_Source text_:
## begin

Janet Williams (soprano)

Janet Williams is an American soprano who has won international critical acclaim for performances at the Metropolitan Opera, Berlin Staatsoper, Paris Opera, Théâtre des Champs-Élysées, Opera de Lyon, Nice Opera, Théâtre Royal de la Monnaie, Opera Geneva, Frankfurt Opera, Cologne Opera, Leipzig Opera, San Francisco Opera, Washington Opera, Dallas Opera, and Michigan Opera Theatre as well as in concerts throughout Europe, North America, Canada, Israel and Japan with conductors including Vladimir Ashkenazy, Daniel Barenboim, Myung-whun Chung, Philippe Herreweghe, René Jacobs, Marek Janowski, Neeme Järvi, Raymond Leppard, Fabio Luisi, Sir Neville Marriner, Nicholas McGegan, Zubin Mehta, Kent Nagano, John Nelson, Donald Runnicles, Gerard Schwarz and Michael Tilson Thomas.

## end

_Data lines_:
## begin

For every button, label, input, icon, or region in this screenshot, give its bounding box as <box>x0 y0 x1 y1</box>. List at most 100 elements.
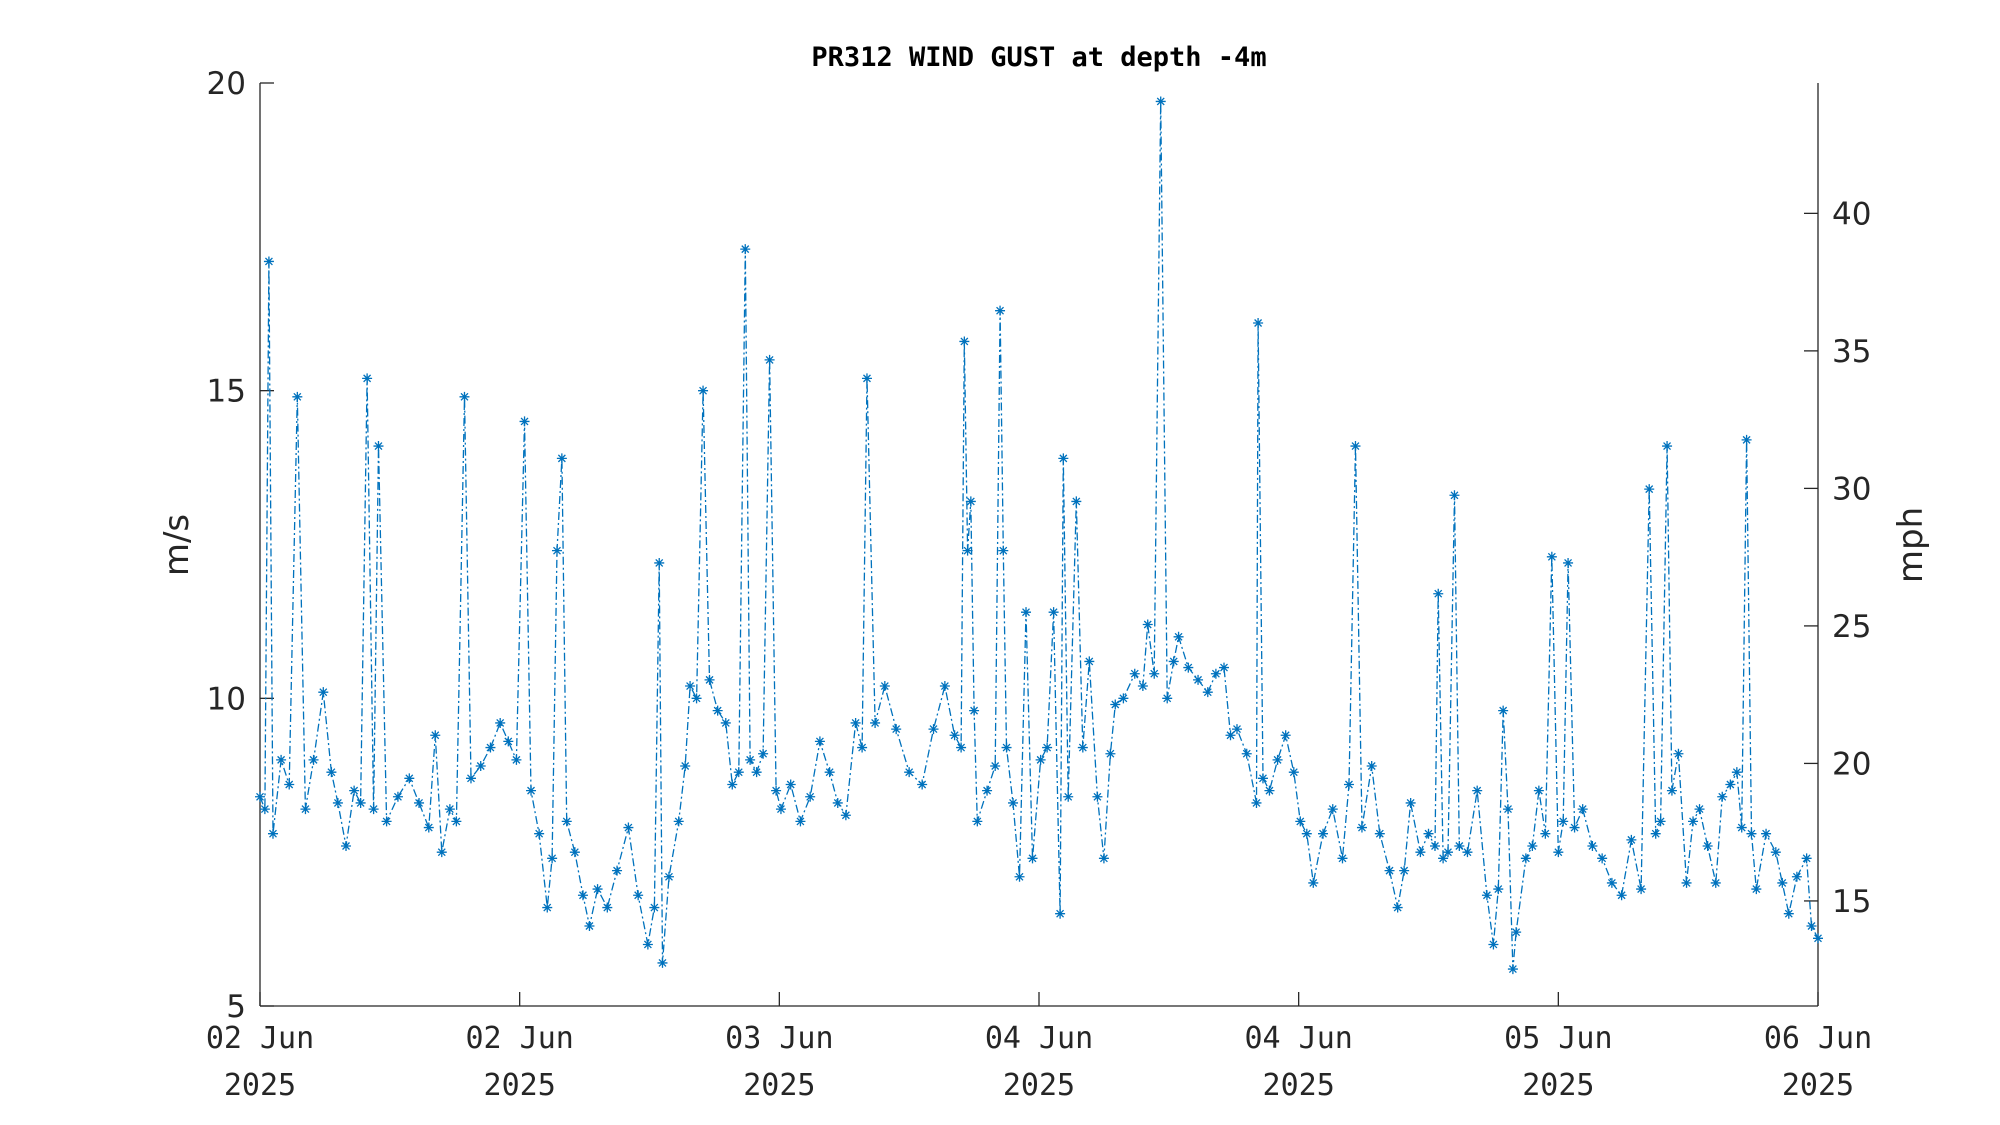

## end

_Task to carry out_:
In the text on Janet Williams, which listed conductor carries the title "Sir"?

_The output_:
Sir Neville Marriner.